* Entries provided:
_ _ _ _ _ _ _
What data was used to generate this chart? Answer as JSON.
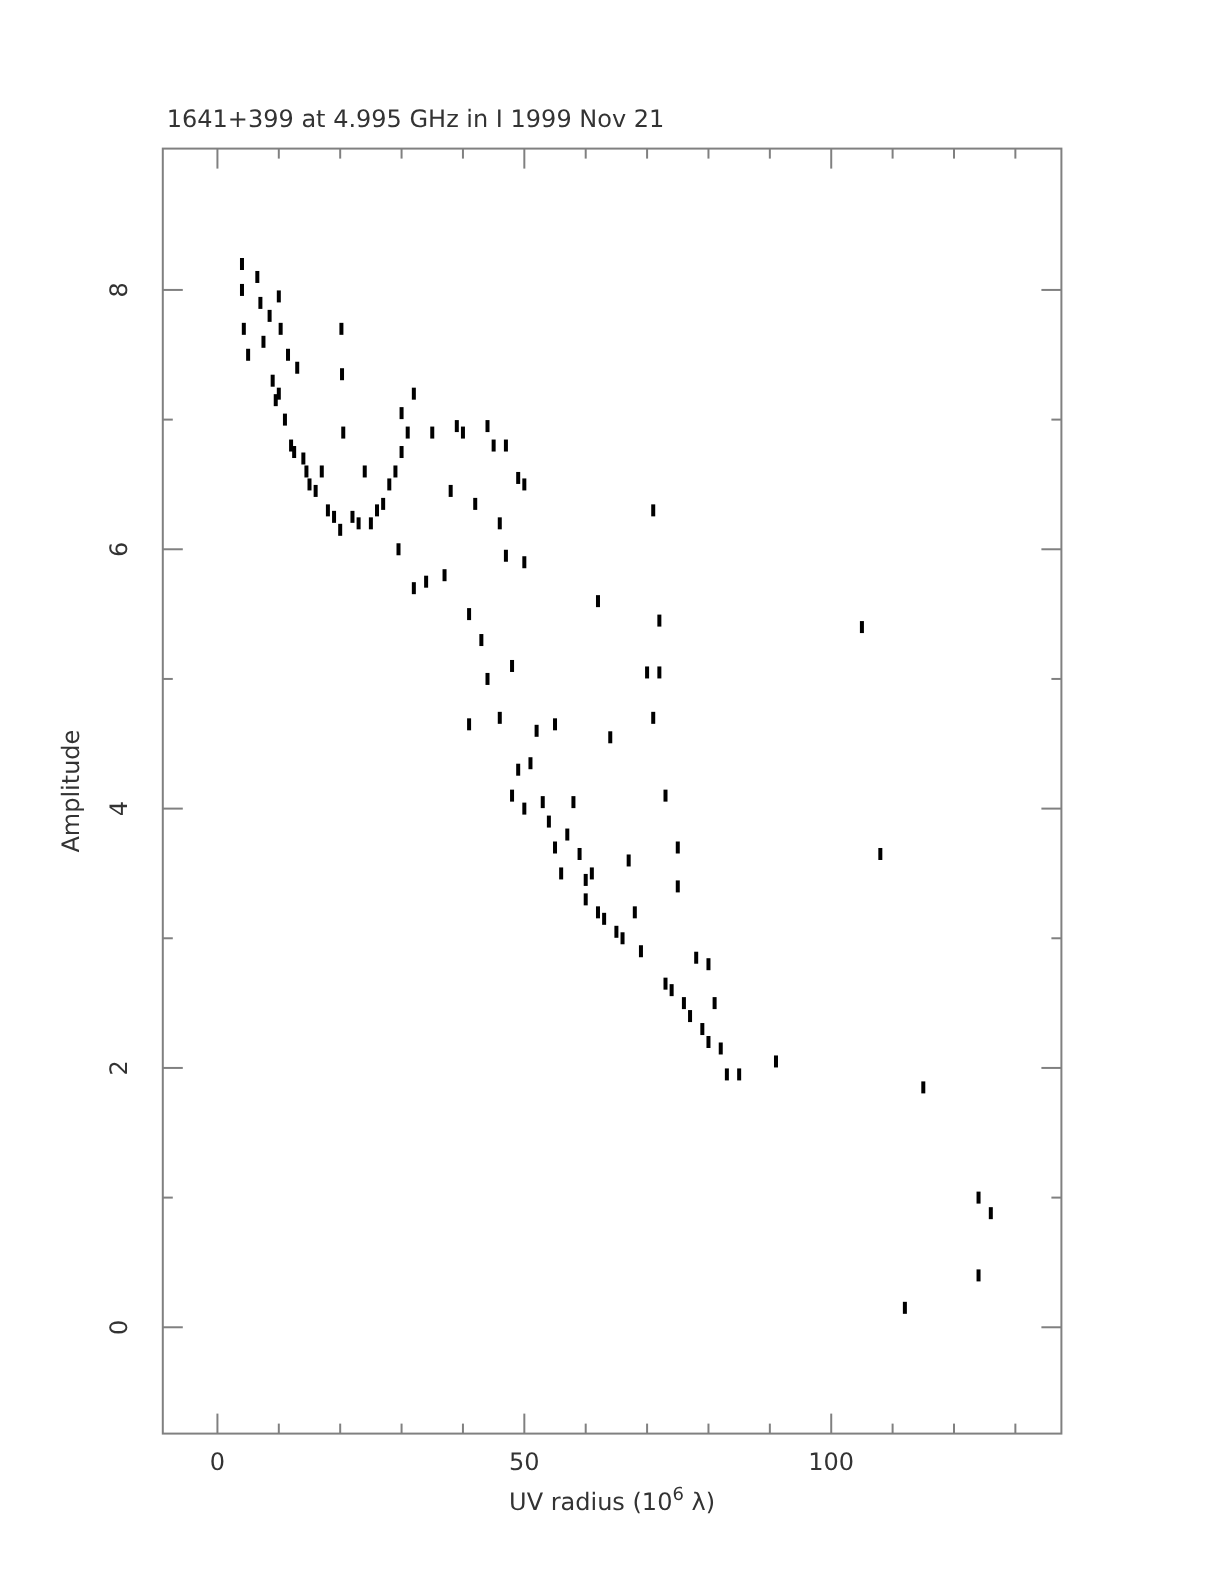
{
  "chart_data": {
    "type": "scatter",
    "title": "1641+399 at 4.995 GHz in I  1999 Nov 21",
    "xlabel": "UV radius  (10$^{6}$ λ)",
    "ylabel": "Amplitude",
    "xlim": [
      -8.9,
      137.5
    ],
    "ylim": [
      -0.82,
      9.09
    ],
    "xticks": [
      0,
      {
        "value": 10,
        "label": null
      },
      {
        "value": 20,
        "label": null
      },
      {
        "value": 30,
        "label": null
      },
      {
        "value": 40,
        "label": null
      },
      50,
      {
        "value": 60,
        "label": null
      },
      {
        "value": 70,
        "label": null
      },
      {
        "value": 80,
        "label": null
      },
      {
        "value": 90,
        "label": null
      },
      100,
      {
        "value": 110,
        "label": null
      },
      {
        "value": 120,
        "label": null
      },
      {
        "value": 130,
        "label": null
      }
    ],
    "yticks": [
      0,
      {
        "value": 1,
        "label": null
      },
      2,
      {
        "value": 3,
        "label": null
      },
      4,
      {
        "value": 5,
        "label": null
      },
      6,
      {
        "value": 7,
        "label": null
      },
      8
    ],
    "series": [
      {
        "color": "#000000",
        "x": [
          4,
          4,
          4.3,
          5,
          6.5,
          7,
          7.5,
          8.5,
          10,
          10.3,
          9,
          9.5,
          10,
          11,
          11.5,
          12,
          12.5,
          13,
          14,
          14.5,
          15,
          16,
          17,
          18,
          19,
          20,
          20.2,
          20.3,
          20.5,
          22,
          23,
          24,
          25,
          26,
          27,
          28,
          29,
          30,
          30,
          29.5,
          31,
          32,
          32,
          34,
          35,
          37,
          38,
          39,
          40,
          41,
          41,
          42,
          43,
          44,
          44,
          45,
          46,
          46,
          47,
          47,
          48,
          48,
          49,
          49,
          50,
          50,
          50,
          51,
          52,
          53,
          54,
          55,
          55,
          56,
          57,
          58,
          59,
          60,
          60,
          61,
          62,
          62,
          63,
          64,
          65,
          66,
          67,
          68,
          69,
          70,
          71,
          71,
          72,
          72,
          73,
          73,
          74,
          75,
          75,
          76,
          77,
          78,
          79,
          80,
          80,
          81,
          82,
          83,
          85,
          91,
          105,
          108,
          112,
          115,
          124,
          124,
          126
        ],
        "values": [
          8.2,
          8.0,
          7.7,
          7.5,
          8.1,
          7.9,
          7.6,
          7.8,
          7.95,
          7.7,
          7.3,
          7.15,
          7.2,
          7.0,
          7.5,
          6.8,
          6.75,
          7.4,
          6.7,
          6.6,
          6.5,
          6.45,
          6.6,
          6.3,
          6.25,
          6.15,
          7.7,
          7.35,
          6.9,
          6.25,
          6.2,
          6.6,
          6.2,
          6.3,
          6.35,
          6.5,
          6.6,
          6.75,
          7.05,
          6.0,
          6.9,
          7.2,
          5.7,
          5.75,
          6.9,
          5.8,
          6.45,
          6.95,
          6.9,
          4.65,
          5.5,
          6.35,
          5.3,
          6.95,
          5.0,
          6.8,
          6.2,
          4.7,
          6.8,
          5.95,
          5.1,
          4.1,
          6.55,
          4.3,
          6.5,
          5.9,
          4.0,
          4.35,
          4.6,
          4.05,
          3.9,
          4.65,
          3.7,
          3.5,
          3.8,
          4.05,
          3.65,
          3.45,
          3.3,
          3.5,
          3.2,
          5.6,
          3.15,
          4.55,
          3.05,
          3.0,
          3.6,
          3.2,
          2.9,
          5.05,
          4.7,
          6.3,
          5.45,
          5.05,
          4.1,
          2.65,
          2.6,
          3.7,
          3.4,
          2.5,
          2.4,
          2.85,
          2.3,
          2.8,
          2.2,
          2.5,
          2.15,
          1.95,
          1.95,
          2.05,
          5.4,
          3.65,
          0.15,
          1.85,
          0.4,
          1.0,
          0.88
        ]
      }
    ]
  }
}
_ _ _ _ _ _ _
Except for the pictures, print the data above exactly.

* Complete output:
What data was used to generate this chart? Answer as JSON.
{
  "chart_data": {
    "type": "scatter",
    "title": "1641+399 at 4.995 GHz in I  1999 Nov 21",
    "xlabel": "UV radius  (10$^{6}$ λ)",
    "ylabel": "Amplitude",
    "xlim": [
      -8.9,
      137.5
    ],
    "ylim": [
      -0.82,
      9.09
    ],
    "xticks": [
      0,
      {
        "value": 10,
        "label": null
      },
      {
        "value": 20,
        "label": null
      },
      {
        "value": 30,
        "label": null
      },
      {
        "value": 40,
        "label": null
      },
      50,
      {
        "value": 60,
        "label": null
      },
      {
        "value": 70,
        "label": null
      },
      {
        "value": 80,
        "label": null
      },
      {
        "value": 90,
        "label": null
      },
      100,
      {
        "value": 110,
        "label": null
      },
      {
        "value": 120,
        "label": null
      },
      {
        "value": 130,
        "label": null
      }
    ],
    "yticks": [
      0,
      {
        "value": 1,
        "label": null
      },
      2,
      {
        "value": 3,
        "label": null
      },
      4,
      {
        "value": 5,
        "label": null
      },
      6,
      {
        "value": 7,
        "label": null
      },
      8
    ],
    "series": [
      {
        "color": "#000000",
        "x": [
          4,
          4,
          4.3,
          5,
          6.5,
          7,
          7.5,
          8.5,
          10,
          10.3,
          9,
          9.5,
          10,
          11,
          11.5,
          12,
          12.5,
          13,
          14,
          14.5,
          15,
          16,
          17,
          18,
          19,
          20,
          20.2,
          20.3,
          20.5,
          22,
          23,
          24,
          25,
          26,
          27,
          28,
          29,
          30,
          30,
          29.5,
          31,
          32,
          32,
          34,
          35,
          37,
          38,
          39,
          40,
          41,
          41,
          42,
          43,
          44,
          44,
          45,
          46,
          46,
          47,
          47,
          48,
          48,
          49,
          49,
          50,
          50,
          50,
          51,
          52,
          53,
          54,
          55,
          55,
          56,
          57,
          58,
          59,
          60,
          60,
          61,
          62,
          62,
          63,
          64,
          65,
          66,
          67,
          68,
          69,
          70,
          71,
          71,
          72,
          72,
          73,
          73,
          74,
          75,
          75,
          76,
          77,
          78,
          79,
          80,
          80,
          81,
          82,
          83,
          85,
          91,
          105,
          108,
          112,
          115,
          124,
          124,
          126
        ],
        "values": [
          8.2,
          8.0,
          7.7,
          7.5,
          8.1,
          7.9,
          7.6,
          7.8,
          7.95,
          7.7,
          7.3,
          7.15,
          7.2,
          7.0,
          7.5,
          6.8,
          6.75,
          7.4,
          6.7,
          6.6,
          6.5,
          6.45,
          6.6,
          6.3,
          6.25,
          6.15,
          7.7,
          7.35,
          6.9,
          6.25,
          6.2,
          6.6,
          6.2,
          6.3,
          6.35,
          6.5,
          6.6,
          6.75,
          7.05,
          6.0,
          6.9,
          7.2,
          5.7,
          5.75,
          6.9,
          5.8,
          6.45,
          6.95,
          6.9,
          4.65,
          5.5,
          6.35,
          5.3,
          6.95,
          5.0,
          6.8,
          6.2,
          4.7,
          6.8,
          5.95,
          5.1,
          4.1,
          6.55,
          4.3,
          6.5,
          5.9,
          4.0,
          4.35,
          4.6,
          4.05,
          3.9,
          4.65,
          3.7,
          3.5,
          3.8,
          4.05,
          3.65,
          3.45,
          3.3,
          3.5,
          3.2,
          5.6,
          3.15,
          4.55,
          3.05,
          3.0,
          3.6,
          3.2,
          2.9,
          5.05,
          4.7,
          6.3,
          5.45,
          5.05,
          4.1,
          2.65,
          2.6,
          3.7,
          3.4,
          2.5,
          2.4,
          2.85,
          2.3,
          2.8,
          2.2,
          2.5,
          2.15,
          1.95,
          1.95,
          2.05,
          5.4,
          3.65,
          0.15,
          1.85,
          0.4,
          1.0,
          0.88
        ]
      }
    ]
  }
}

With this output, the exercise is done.